■ **Set of tasks**
1 > Answer each question from the text on small brands and government aid.
(a) What percentage of respondents reported an increase in online sales?
(b) How many SMEs did The Grocer survey, and through what service?
(c) In most cases, how much business history are banks said to demand?
2 > List every practice for which the text on small brands and government aid says banks have been criticized.

::: Passage shown :::

But that too has challenges.

Over 50% of the brands surveyed have considered applying for the loan but, of those who already have, none has so far received approval. Many complain of long approval processes and waiting times as banks are overwhelmed with requests.

 

SME survey findings

  • 37% of respondents reported a drop in retail sales since the start of the outbreak, 26% a rise and another 26% no difference. Another 11% do not sell in retail
  • 68% reported an online sales increase, 11% a decrease and 16% no change. Another 5% don’t sell online
  • 16% were told by a retailer they faced delisting to prioritise high-volume products
  • 79% have considered accessing government aid
  • Only 16% are eligible for the £10k grant, while 21% are not because they work from home. A further 42% don’t qualify because they work in a shared office and 21% were unsure
  • Only 5% were extremely confident the councils would deliver grant money in a timely manner. A further 5% were very confident, 26% somewhat confident, 32% not so confident and 32% not at all confident
  • 53% have considered applying for the CBIL, 47% have not
  • None has yet been approved for aid

Source: The Grocer surveyed 20 SMEs via SurveyMonkey

 

Banks don’t change their spots

Eligibility criteria is also left to the discretion of banks, who have been criticised for demanding, in most cases, up to two years of business history, focusing on profitability rather than growth, and requesting personal guarantees from founders.

::: Material :::

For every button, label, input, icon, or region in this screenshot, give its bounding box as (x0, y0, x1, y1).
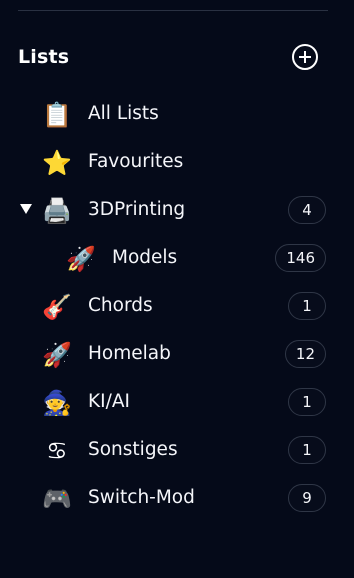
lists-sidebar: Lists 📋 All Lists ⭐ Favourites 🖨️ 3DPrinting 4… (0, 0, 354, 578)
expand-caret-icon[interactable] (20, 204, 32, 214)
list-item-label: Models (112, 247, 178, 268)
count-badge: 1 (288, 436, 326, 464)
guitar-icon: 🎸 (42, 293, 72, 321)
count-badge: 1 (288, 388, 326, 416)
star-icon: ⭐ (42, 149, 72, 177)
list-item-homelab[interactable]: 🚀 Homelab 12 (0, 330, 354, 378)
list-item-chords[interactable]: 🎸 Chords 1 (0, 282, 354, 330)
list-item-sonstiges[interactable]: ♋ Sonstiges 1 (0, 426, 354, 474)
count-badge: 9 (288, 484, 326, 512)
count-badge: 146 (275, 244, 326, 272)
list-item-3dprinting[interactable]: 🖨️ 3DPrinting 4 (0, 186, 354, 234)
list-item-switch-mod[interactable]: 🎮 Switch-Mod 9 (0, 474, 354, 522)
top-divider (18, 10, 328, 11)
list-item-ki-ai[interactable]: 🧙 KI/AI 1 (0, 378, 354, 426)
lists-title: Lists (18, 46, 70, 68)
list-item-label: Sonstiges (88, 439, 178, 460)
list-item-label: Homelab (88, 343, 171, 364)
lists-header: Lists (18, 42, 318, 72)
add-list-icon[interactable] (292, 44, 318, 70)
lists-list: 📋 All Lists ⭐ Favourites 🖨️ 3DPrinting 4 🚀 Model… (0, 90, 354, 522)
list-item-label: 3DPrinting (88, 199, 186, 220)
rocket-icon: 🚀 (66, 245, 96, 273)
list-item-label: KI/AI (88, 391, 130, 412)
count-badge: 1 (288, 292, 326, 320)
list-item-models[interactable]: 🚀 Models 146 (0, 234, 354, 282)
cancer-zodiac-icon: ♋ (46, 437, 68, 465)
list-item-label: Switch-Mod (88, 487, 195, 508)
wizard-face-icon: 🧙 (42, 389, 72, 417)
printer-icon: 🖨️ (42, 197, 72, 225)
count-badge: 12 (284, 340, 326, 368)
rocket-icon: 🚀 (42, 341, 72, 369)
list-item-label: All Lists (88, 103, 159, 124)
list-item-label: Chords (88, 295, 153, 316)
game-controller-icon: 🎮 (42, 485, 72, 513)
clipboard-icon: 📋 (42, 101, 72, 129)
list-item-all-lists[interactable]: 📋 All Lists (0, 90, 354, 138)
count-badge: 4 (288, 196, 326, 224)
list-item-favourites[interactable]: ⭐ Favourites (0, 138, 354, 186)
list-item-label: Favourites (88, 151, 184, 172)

:::
::: Material :::

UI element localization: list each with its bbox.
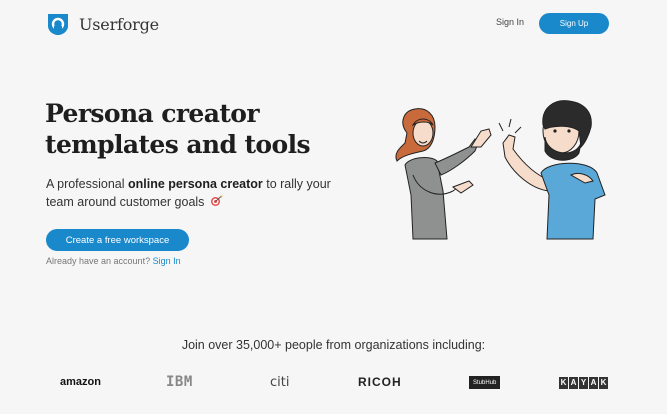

:::
::: Material :::

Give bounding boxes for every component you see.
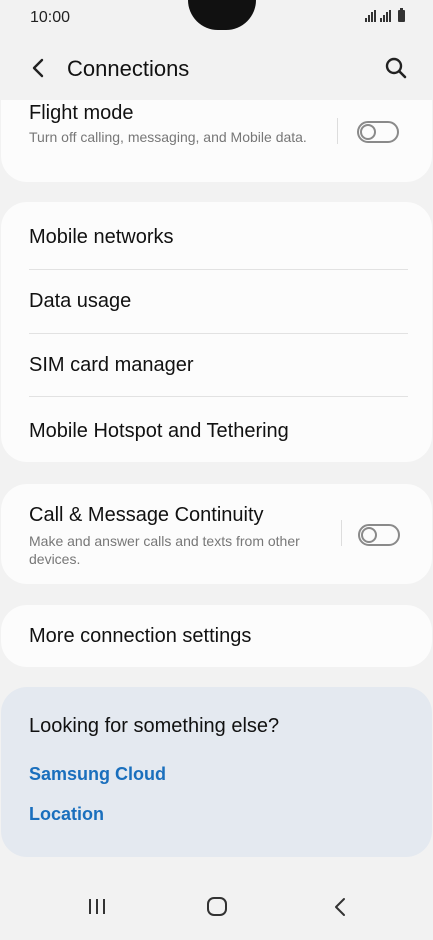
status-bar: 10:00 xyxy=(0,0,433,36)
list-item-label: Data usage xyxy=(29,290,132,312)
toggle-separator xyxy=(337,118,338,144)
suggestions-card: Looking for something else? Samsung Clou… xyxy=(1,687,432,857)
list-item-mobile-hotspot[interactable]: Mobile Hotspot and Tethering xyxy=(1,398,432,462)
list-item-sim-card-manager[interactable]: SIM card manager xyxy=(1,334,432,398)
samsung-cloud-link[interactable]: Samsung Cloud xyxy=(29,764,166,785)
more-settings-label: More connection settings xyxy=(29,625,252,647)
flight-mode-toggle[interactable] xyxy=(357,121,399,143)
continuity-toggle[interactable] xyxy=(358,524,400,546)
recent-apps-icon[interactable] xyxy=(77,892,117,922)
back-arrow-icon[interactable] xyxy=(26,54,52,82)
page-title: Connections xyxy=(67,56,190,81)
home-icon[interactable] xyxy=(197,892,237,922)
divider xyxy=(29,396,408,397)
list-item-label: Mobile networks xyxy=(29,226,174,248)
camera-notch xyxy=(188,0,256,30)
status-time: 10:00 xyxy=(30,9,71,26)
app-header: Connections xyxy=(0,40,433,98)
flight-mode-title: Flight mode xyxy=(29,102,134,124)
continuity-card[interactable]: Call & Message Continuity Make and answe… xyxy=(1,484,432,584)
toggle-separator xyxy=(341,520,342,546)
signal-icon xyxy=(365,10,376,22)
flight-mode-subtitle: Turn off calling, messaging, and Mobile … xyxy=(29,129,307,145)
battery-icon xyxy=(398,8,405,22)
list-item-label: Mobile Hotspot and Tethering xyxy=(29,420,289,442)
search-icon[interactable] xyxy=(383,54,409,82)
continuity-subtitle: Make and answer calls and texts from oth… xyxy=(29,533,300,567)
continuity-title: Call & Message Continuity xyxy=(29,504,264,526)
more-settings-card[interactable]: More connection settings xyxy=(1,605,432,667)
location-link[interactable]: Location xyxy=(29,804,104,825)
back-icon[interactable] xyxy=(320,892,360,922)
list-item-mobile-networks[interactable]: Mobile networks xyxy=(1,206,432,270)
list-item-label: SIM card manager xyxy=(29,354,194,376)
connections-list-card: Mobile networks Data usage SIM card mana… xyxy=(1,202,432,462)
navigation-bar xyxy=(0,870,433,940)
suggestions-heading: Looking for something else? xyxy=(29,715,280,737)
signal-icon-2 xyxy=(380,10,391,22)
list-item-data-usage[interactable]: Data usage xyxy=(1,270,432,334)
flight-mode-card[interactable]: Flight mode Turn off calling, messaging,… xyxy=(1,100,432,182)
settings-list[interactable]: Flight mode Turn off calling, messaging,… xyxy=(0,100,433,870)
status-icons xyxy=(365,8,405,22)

:::

■ **Final results**
1 >
(a) 68%
(b) 20 SMEs, via SurveyMonkey
(c) Up to two years

2 >
- Demanding, in most cases, up to two years of business history
- Focusing on profitability rather than growth
- Requesting personal guarantees from founders